#### Request:
From the line containing "Parse this screenshot: output" through the last line of the material, copy every line exactly, both ends inclusive; do not copy pictures.

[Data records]

------------------------------

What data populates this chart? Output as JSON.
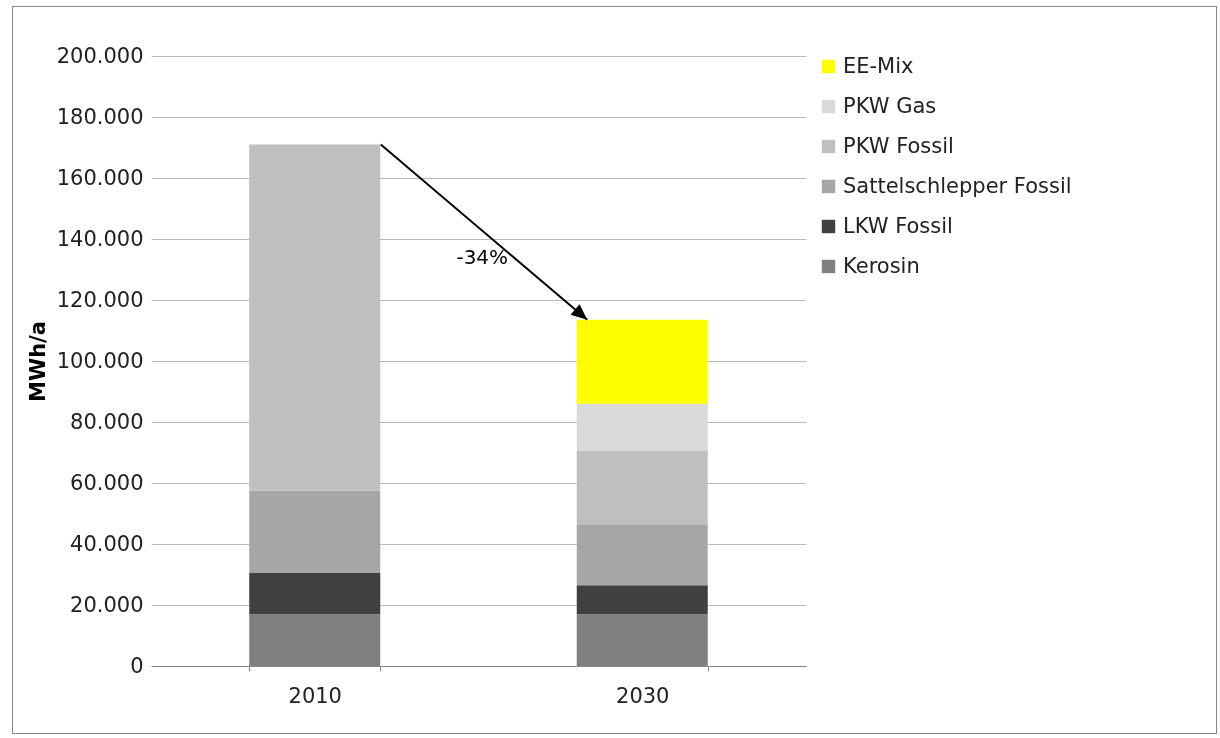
{
  "chart_data": {
    "type": "bar",
    "stacked": true,
    "ylabel": "MWh/a",
    "categories": [
      "2010",
      "2030"
    ],
    "series": [
      {
        "name": "Kerosin",
        "color": "#808080",
        "values": [
          17000,
          17000
        ]
      },
      {
        "name": "LKW Fossil",
        "color": "#404040",
        "values": [
          13500,
          9500
        ]
      },
      {
        "name": "Sattelschlepper Fossil",
        "color": "#a6a6a6",
        "values": [
          27000,
          20000
        ]
      },
      {
        "name": "PKW Fossil",
        "color": "#bfbfbf",
        "values": [
          113500,
          24000
        ]
      },
      {
        "name": "PKW Gas",
        "color": "#d9d9d9",
        "values": [
          0,
          15500
        ]
      },
      {
        "name": "EE-Mix",
        "color": "#ffff00",
        "values": [
          0,
          27500
        ]
      }
    ],
    "ylim": [
      0,
      200000
    ],
    "yticks": [
      {
        "value": 0,
        "label": "0"
      },
      {
        "value": 20000,
        "label": "20.000"
      },
      {
        "value": 40000,
        "label": "40.000"
      },
      {
        "value": 60000,
        "label": "60.000"
      },
      {
        "value": 80000,
        "label": "80.000"
      },
      {
        "value": 100000,
        "label": "100.000"
      },
      {
        "value": 120000,
        "label": "120.000"
      },
      {
        "value": 140000,
        "label": "140.000"
      },
      {
        "value": 160000,
        "label": "160.000"
      },
      {
        "value": 180000,
        "label": "180.000"
      },
      {
        "value": 200000,
        "label": "200.000"
      }
    ],
    "grid": "y",
    "legend": "right",
    "annotations": [
      "-34%"
    ]
  }
}
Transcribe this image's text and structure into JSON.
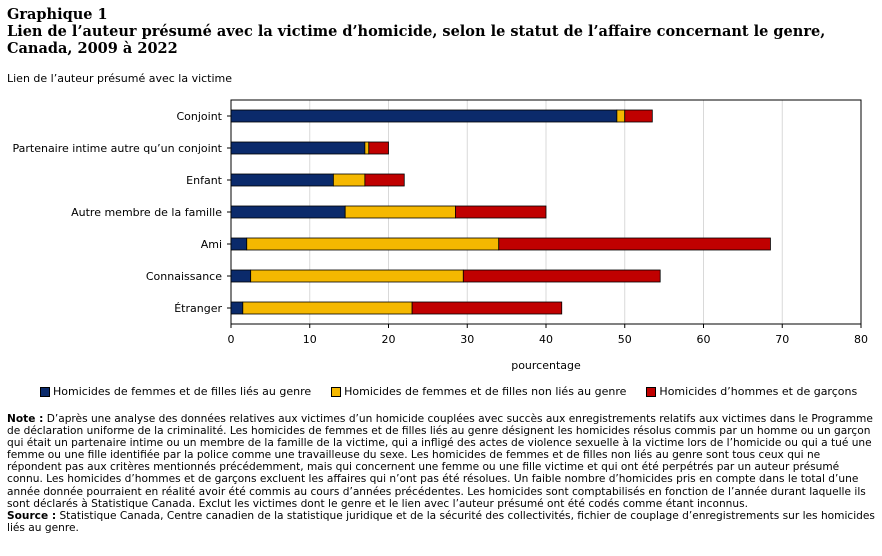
{
  "title": {
    "line1": "Graphique 1",
    "line2": "Lien de l’auteur présumé avec la victime d’homicide, selon le statut de l’affaire concernant le genre,",
    "line3": "Canada, 2009 à 2022"
  },
  "colors": {
    "navy": "#0b2a6b",
    "yellow": "#f5b800",
    "red": "#c00000"
  },
  "chart_data": {
    "type": "bar",
    "orientation": "horizontal",
    "stacked": true,
    "ylabel": "Lien de l’auteur présumé avec la victime",
    "xlabel": "pourcentage",
    "xlim": [
      0,
      80
    ],
    "xticks": [
      "0",
      "10",
      "20",
      "30",
      "40",
      "50",
      "60",
      "70",
      "80"
    ],
    "grid": true,
    "legend_position": "bottom",
    "categories": [
      "Conjoint",
      "Partenaire intime autre qu’un conjoint",
      "Enfant",
      "Autre membre de la famille",
      "Ami",
      "Connaissance",
      "Étranger"
    ],
    "series": [
      {
        "name": "Homicides de femmes et de filles liés au genre",
        "color": "#0b2a6b",
        "values": [
          49.0,
          17.0,
          13.0,
          14.5,
          2.0,
          2.5,
          1.5
        ]
      },
      {
        "name": "Homicides de femmes et de filles non liés au genre",
        "color": "#f5b800",
        "values": [
          1.0,
          0.5,
          4.0,
          14.0,
          32.0,
          27.0,
          21.5
        ]
      },
      {
        "name": "Homicides d’hommes et de garçons",
        "color": "#c00000",
        "values": [
          3.5,
          2.5,
          5.0,
          11.5,
          34.5,
          25.0,
          19.0
        ]
      }
    ]
  },
  "notes": {
    "note_label": "Note :",
    "note_text": " D’après une analyse des données relatives aux victimes d’un homicide couplées avec succès aux enregistrements relatifs aux victimes dans le Programme de déclaration uniforme de la criminalité. Les homicides de femmes et de filles liés au genre désignent les homicides résolus commis par un homme ou un garçon qui était un partenaire intime ou un membre de la famille de la victime, qui a infligé des actes de violence sexuelle à la victime lors de l’homicide ou qui a tué une femme ou une fille identifiée par la police comme une travailleuse du sexe. Les homicides de femmes et de filles non liés au genre sont tous ceux qui ne répondent pas aux critères mentionnés précédemment, mais qui concernent une femme ou une fille victime et qui ont été perpétrés par un auteur présumé connu. Les homicides d’hommes et de garçons excluent les affaires qui n’ont pas été résolues. Un faible nombre d’homicides pris en compte dans le total d’une année donnée pourraient en réalité avoir été commis au cours d’années précédentes. Les homicides sont comptabilisés en fonction de l’année durant laquelle ils sont déclarés à Statistique Canada. Exclut les victimes dont le genre et le lien avec l’auteur présumé ont été codés comme étant inconnus.",
    "source_label": "Source :",
    "source_text": " Statistique Canada, Centre canadien de la statistique juridique et de la sécurité des collectivités, fichier de couplage d’enregistrements sur les homicides liés au genre."
  }
}
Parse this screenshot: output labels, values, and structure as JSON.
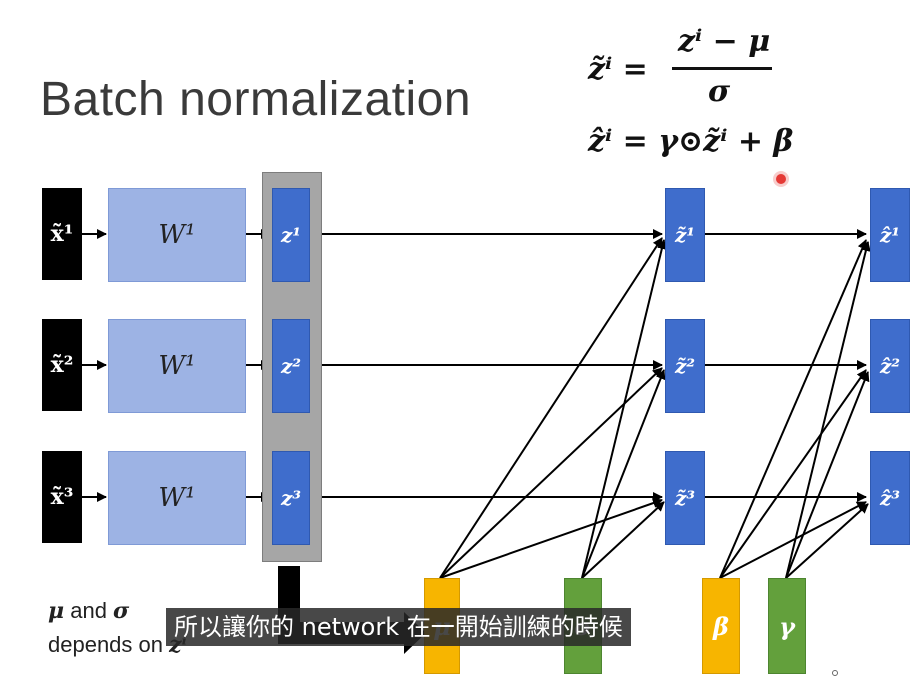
{
  "title": "Batch normalization",
  "formula": {
    "eq1_lhs": "z̃ⁱ =",
    "eq1_numerator": "zⁱ − μ",
    "eq1_denominator": "σ",
    "eq2": "ẑⁱ = γ⊙z̃ⁱ + β"
  },
  "rows": [
    {
      "input": "x̃¹",
      "weight": "W¹",
      "z": "z¹",
      "z_tilde": "z̃¹",
      "z_hat": "ẑ¹"
    },
    {
      "input": "x̃²",
      "weight": "W¹",
      "z": "z²",
      "z_tilde": "z̃²",
      "z_hat": "ẑ²"
    },
    {
      "input": "x̃³",
      "weight": "W¹",
      "z": "z³",
      "z_tilde": "z̃³",
      "z_hat": "ẑ³"
    }
  ],
  "params": {
    "mu": "μ",
    "sigma": "σ",
    "beta": "β",
    "gamma": "γ"
  },
  "note": {
    "line1_mu": "μ",
    "line1_and": " and ",
    "line1_sigma": "σ",
    "line2": "depends on ",
    "line2_z": "zⁱ"
  },
  "subtitle": "所以讓你的 network 在一開始訓練的時候",
  "colors": {
    "blue": "#3f6dcc",
    "light_blue": "#9db3e4",
    "orange": "#f7b500",
    "green": "#63a03c",
    "gray_panel": "#a6a6a6"
  }
}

------------------------------

#### Right answer:
Parse this screenshot: output labels, values, and structure as JSON.
{
  "title": "Batch normalization",
  "formula": {
    "eq1_lhs": "z̃ⁱ =",
    "eq1_numerator": "zⁱ − μ",
    "eq1_denominator": "σ",
    "eq2": "ẑⁱ = γ⊙z̃ⁱ + β"
  },
  "rows": [
    {
      "input": "x̃¹",
      "weight": "W¹",
      "z": "z¹",
      "z_tilde": "z̃¹",
      "z_hat": "ẑ¹"
    },
    {
      "input": "x̃²",
      "weight": "W¹",
      "z": "z²",
      "z_tilde": "z̃²",
      "z_hat": "ẑ²"
    },
    {
      "input": "x̃³",
      "weight": "W¹",
      "z": "z³",
      "z_tilde": "z̃³",
      "z_hat": "ẑ³"
    }
  ],
  "params": {
    "mu": "μ",
    "sigma": "σ",
    "beta": "β",
    "gamma": "γ"
  },
  "note": {
    "line1_mu": "μ",
    "line1_and": " and ",
    "line1_sigma": "σ",
    "line2": "depends on ",
    "line2_z": "zⁱ"
  },
  "subtitle": "所以讓你的 network 在一開始訓練的時候",
  "colors": {
    "blue": "#3f6dcc",
    "light_blue": "#9db3e4",
    "orange": "#f7b500",
    "green": "#63a03c",
    "gray_panel": "#a6a6a6"
  }
}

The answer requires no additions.